## [RECORD LIST]
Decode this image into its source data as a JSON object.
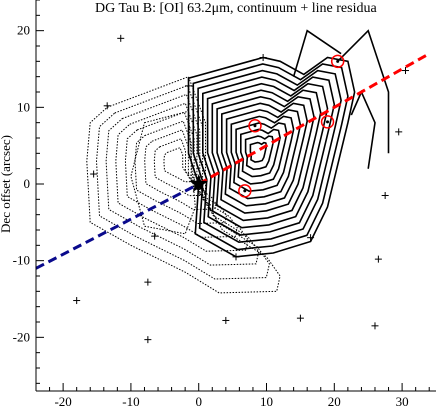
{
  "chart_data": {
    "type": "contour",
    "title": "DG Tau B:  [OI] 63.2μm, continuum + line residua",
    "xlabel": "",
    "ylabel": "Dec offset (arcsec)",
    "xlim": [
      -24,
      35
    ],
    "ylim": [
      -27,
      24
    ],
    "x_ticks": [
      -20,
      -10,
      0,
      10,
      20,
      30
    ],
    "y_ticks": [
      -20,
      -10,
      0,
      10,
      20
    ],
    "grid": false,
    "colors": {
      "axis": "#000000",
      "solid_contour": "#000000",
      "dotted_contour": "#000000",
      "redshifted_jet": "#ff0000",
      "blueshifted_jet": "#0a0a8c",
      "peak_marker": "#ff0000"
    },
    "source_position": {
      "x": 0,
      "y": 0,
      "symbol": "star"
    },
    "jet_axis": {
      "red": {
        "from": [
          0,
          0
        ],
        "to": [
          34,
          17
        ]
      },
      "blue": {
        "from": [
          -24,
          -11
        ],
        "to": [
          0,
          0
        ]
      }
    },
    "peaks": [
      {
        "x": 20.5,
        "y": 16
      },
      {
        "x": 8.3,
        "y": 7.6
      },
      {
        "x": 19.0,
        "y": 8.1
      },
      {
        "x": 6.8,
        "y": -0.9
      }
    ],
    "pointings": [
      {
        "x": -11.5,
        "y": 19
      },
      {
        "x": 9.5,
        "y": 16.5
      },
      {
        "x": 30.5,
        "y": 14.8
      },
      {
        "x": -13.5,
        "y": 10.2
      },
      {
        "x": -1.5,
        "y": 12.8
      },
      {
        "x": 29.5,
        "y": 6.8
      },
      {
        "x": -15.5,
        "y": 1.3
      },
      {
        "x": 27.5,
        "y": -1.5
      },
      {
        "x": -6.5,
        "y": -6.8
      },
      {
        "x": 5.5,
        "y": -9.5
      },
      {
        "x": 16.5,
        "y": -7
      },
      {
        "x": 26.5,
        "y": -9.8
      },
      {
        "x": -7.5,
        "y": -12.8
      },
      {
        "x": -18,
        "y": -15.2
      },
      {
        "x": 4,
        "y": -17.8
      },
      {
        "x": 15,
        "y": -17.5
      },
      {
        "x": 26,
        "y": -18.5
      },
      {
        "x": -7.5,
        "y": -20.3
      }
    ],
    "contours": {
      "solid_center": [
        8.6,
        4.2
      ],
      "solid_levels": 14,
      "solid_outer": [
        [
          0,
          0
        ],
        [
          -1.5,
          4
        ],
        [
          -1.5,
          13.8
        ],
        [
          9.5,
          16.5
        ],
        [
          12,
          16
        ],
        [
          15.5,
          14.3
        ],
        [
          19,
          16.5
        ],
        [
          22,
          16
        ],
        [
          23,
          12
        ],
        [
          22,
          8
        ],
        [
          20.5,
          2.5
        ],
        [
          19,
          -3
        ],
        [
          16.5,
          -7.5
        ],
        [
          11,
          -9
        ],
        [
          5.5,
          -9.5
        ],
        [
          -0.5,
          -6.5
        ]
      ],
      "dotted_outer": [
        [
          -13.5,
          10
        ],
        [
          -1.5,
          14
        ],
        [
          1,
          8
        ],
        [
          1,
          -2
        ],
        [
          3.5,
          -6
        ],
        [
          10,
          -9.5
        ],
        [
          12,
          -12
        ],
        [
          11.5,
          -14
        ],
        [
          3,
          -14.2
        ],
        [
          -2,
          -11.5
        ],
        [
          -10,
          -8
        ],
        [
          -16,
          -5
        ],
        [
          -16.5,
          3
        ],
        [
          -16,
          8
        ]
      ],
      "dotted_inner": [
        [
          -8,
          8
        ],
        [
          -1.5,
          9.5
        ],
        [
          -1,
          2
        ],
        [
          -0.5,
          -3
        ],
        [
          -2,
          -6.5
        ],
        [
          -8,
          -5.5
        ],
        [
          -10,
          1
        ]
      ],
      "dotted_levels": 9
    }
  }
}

## [INSTRUCTIONS FOR THE TASK]
Pictures appear in the records above. Output everything except them, exactly.

## [ANSWER TO THE EXERCISE]
Decode this image into its source data as a JSON object.
{
  "chart_data": {
    "type": "contour",
    "title": "DG Tau B:  [OI] 63.2μm, continuum + line residua",
    "xlabel": "",
    "ylabel": "Dec offset (arcsec)",
    "xlim": [
      -24,
      35
    ],
    "ylim": [
      -27,
      24
    ],
    "x_ticks": [
      -20,
      -10,
      0,
      10,
      20,
      30
    ],
    "y_ticks": [
      -20,
      -10,
      0,
      10,
      20
    ],
    "grid": false,
    "colors": {
      "axis": "#000000",
      "solid_contour": "#000000",
      "dotted_contour": "#000000",
      "redshifted_jet": "#ff0000",
      "blueshifted_jet": "#0a0a8c",
      "peak_marker": "#ff0000"
    },
    "source_position": {
      "x": 0,
      "y": 0,
      "symbol": "star"
    },
    "jet_axis": {
      "red": {
        "from": [
          0,
          0
        ],
        "to": [
          34,
          17
        ]
      },
      "blue": {
        "from": [
          -24,
          -11
        ],
        "to": [
          0,
          0
        ]
      }
    },
    "peaks": [
      {
        "x": 20.5,
        "y": 16
      },
      {
        "x": 8.3,
        "y": 7.6
      },
      {
        "x": 19.0,
        "y": 8.1
      },
      {
        "x": 6.8,
        "y": -0.9
      }
    ],
    "pointings": [
      {
        "x": -11.5,
        "y": 19
      },
      {
        "x": 9.5,
        "y": 16.5
      },
      {
        "x": 30.5,
        "y": 14.8
      },
      {
        "x": -13.5,
        "y": 10.2
      },
      {
        "x": -1.5,
        "y": 12.8
      },
      {
        "x": 29.5,
        "y": 6.8
      },
      {
        "x": -15.5,
        "y": 1.3
      },
      {
        "x": 27.5,
        "y": -1.5
      },
      {
        "x": -6.5,
        "y": -6.8
      },
      {
        "x": 5.5,
        "y": -9.5
      },
      {
        "x": 16.5,
        "y": -7
      },
      {
        "x": 26.5,
        "y": -9.8
      },
      {
        "x": -7.5,
        "y": -12.8
      },
      {
        "x": -18,
        "y": -15.2
      },
      {
        "x": 4,
        "y": -17.8
      },
      {
        "x": 15,
        "y": -17.5
      },
      {
        "x": 26,
        "y": -18.5
      },
      {
        "x": -7.5,
        "y": -20.3
      }
    ],
    "contours": {
      "solid_center": [
        8.6,
        4.2
      ],
      "solid_levels": 14,
      "solid_outer": [
        [
          0,
          0
        ],
        [
          -1.5,
          4
        ],
        [
          -1.5,
          13.8
        ],
        [
          9.5,
          16.5
        ],
        [
          12,
          16
        ],
        [
          15.5,
          14.3
        ],
        [
          19,
          16.5
        ],
        [
          22,
          16
        ],
        [
          23,
          12
        ],
        [
          22,
          8
        ],
        [
          20.5,
          2.5
        ],
        [
          19,
          -3
        ],
        [
          16.5,
          -7.5
        ],
        [
          11,
          -9
        ],
        [
          5.5,
          -9.5
        ],
        [
          -0.5,
          -6.5
        ]
      ],
      "dotted_outer": [
        [
          -13.5,
          10
        ],
        [
          -1.5,
          14
        ],
        [
          1,
          8
        ],
        [
          1,
          -2
        ],
        [
          3.5,
          -6
        ],
        [
          10,
          -9.5
        ],
        [
          12,
          -12
        ],
        [
          11.5,
          -14
        ],
        [
          3,
          -14.2
        ],
        [
          -2,
          -11.5
        ],
        [
          -10,
          -8
        ],
        [
          -16,
          -5
        ],
        [
          -16.5,
          3
        ],
        [
          -16,
          8
        ]
      ],
      "dotted_inner": [
        [
          -8,
          8
        ],
        [
          -1.5,
          9.5
        ],
        [
          -1,
          2
        ],
        [
          -0.5,
          -3
        ],
        [
          -2,
          -6.5
        ],
        [
          -8,
          -5.5
        ],
        [
          -10,
          1
        ]
      ],
      "dotted_levels": 9
    }
  }
}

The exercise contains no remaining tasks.